Required work:
Determine how many lines include "NOCHE". Give the number and nothing else.

Data rows:
>> start

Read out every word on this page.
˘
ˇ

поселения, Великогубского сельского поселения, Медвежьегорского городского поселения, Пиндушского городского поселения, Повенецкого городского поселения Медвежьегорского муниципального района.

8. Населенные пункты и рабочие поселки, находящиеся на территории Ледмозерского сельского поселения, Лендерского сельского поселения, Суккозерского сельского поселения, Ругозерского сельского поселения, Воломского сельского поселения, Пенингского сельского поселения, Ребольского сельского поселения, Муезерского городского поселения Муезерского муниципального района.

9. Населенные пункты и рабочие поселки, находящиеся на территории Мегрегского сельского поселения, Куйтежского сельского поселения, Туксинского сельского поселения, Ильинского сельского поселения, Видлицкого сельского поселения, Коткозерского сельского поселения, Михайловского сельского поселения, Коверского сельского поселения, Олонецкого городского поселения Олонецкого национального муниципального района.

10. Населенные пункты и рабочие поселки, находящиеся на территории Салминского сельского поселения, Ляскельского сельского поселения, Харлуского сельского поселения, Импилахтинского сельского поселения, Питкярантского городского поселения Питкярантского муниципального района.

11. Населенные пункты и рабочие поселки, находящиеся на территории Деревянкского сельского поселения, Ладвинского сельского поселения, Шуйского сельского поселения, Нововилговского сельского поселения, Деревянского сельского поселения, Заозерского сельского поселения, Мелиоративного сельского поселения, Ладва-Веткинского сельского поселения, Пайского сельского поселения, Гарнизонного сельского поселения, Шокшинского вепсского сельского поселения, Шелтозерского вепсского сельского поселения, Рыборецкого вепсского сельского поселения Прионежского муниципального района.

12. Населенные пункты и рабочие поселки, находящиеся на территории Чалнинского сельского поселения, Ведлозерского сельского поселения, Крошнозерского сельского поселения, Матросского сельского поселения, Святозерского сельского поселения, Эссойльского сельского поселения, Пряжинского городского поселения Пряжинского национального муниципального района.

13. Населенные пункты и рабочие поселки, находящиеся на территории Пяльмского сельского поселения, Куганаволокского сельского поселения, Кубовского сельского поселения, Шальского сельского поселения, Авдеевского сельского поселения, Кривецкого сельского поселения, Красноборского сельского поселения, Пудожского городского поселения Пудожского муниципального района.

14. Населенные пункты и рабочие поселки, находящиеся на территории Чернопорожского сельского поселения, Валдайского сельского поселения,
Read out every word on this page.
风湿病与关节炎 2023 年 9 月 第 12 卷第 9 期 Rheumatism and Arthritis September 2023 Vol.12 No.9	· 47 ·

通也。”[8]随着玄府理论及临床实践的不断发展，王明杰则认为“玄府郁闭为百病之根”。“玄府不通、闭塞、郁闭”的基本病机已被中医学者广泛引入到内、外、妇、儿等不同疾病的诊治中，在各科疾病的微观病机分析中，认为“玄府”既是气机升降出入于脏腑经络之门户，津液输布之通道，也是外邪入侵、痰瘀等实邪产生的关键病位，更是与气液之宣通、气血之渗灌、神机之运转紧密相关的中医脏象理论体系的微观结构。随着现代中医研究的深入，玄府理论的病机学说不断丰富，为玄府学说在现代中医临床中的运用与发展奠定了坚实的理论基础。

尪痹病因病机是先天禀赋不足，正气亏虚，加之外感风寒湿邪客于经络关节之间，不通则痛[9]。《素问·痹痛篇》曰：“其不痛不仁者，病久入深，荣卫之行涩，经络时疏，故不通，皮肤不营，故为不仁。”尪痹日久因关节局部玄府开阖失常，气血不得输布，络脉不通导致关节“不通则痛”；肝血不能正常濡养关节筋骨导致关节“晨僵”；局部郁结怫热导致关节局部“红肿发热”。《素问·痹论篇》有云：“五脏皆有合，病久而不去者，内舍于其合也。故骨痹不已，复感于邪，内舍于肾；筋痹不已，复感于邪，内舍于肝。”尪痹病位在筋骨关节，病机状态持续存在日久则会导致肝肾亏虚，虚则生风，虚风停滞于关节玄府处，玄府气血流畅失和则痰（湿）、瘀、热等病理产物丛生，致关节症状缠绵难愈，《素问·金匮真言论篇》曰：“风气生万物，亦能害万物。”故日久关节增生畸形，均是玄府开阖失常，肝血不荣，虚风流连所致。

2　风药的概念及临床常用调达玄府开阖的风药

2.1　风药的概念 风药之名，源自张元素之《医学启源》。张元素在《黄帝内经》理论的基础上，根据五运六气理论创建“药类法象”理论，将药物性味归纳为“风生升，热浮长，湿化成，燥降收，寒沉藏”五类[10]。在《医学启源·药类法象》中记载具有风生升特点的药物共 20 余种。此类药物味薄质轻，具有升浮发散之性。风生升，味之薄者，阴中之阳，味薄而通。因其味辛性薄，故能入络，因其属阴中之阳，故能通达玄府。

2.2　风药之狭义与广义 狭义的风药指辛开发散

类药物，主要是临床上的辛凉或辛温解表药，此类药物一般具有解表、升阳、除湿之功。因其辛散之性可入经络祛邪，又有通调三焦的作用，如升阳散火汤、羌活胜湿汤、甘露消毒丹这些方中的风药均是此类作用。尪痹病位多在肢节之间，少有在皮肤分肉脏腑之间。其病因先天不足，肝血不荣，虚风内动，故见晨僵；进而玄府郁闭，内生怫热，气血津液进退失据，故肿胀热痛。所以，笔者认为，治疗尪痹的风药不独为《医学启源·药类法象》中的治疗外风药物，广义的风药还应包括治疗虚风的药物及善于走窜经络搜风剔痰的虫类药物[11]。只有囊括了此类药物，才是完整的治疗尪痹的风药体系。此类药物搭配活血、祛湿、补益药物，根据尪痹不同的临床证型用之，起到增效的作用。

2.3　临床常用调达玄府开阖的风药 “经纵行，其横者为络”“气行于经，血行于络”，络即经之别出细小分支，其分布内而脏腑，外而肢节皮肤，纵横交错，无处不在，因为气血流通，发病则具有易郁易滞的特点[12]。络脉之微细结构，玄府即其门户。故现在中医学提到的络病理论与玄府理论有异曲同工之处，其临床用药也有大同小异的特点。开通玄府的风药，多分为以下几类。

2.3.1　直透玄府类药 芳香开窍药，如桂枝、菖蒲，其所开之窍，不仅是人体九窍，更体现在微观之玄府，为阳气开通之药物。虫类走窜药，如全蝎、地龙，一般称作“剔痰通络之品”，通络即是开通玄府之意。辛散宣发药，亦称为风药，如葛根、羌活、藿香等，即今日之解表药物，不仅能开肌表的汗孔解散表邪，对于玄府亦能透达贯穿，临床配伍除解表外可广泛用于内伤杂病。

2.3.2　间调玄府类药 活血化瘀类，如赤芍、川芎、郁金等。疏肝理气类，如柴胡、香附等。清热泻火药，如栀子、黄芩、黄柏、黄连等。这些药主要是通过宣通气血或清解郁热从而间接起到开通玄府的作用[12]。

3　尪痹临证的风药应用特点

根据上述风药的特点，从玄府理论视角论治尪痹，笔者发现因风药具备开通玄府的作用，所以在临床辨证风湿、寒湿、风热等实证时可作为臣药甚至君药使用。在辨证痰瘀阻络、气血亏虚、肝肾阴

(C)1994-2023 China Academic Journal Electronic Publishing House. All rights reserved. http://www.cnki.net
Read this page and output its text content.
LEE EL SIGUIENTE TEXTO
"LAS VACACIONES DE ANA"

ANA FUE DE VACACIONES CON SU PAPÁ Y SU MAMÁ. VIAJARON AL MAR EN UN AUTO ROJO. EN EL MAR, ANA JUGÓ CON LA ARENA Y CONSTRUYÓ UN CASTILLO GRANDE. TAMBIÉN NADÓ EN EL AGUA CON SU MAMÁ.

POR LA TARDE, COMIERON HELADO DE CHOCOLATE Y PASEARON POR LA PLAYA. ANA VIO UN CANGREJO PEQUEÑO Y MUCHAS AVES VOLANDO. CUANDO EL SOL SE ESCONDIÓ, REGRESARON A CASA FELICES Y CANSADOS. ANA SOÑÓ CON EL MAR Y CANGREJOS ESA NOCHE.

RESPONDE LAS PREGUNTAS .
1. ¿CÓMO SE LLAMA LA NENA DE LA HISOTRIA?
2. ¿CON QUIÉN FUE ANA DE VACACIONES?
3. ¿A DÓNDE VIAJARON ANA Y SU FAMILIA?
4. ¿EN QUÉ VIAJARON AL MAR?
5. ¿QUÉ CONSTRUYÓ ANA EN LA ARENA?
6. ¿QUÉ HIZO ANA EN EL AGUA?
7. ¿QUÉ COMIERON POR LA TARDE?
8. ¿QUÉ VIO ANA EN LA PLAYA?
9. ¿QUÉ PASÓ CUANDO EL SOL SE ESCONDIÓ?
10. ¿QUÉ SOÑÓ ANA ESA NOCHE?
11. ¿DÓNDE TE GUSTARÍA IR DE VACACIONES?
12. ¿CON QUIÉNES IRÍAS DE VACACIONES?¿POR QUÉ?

>> end

Answer:
2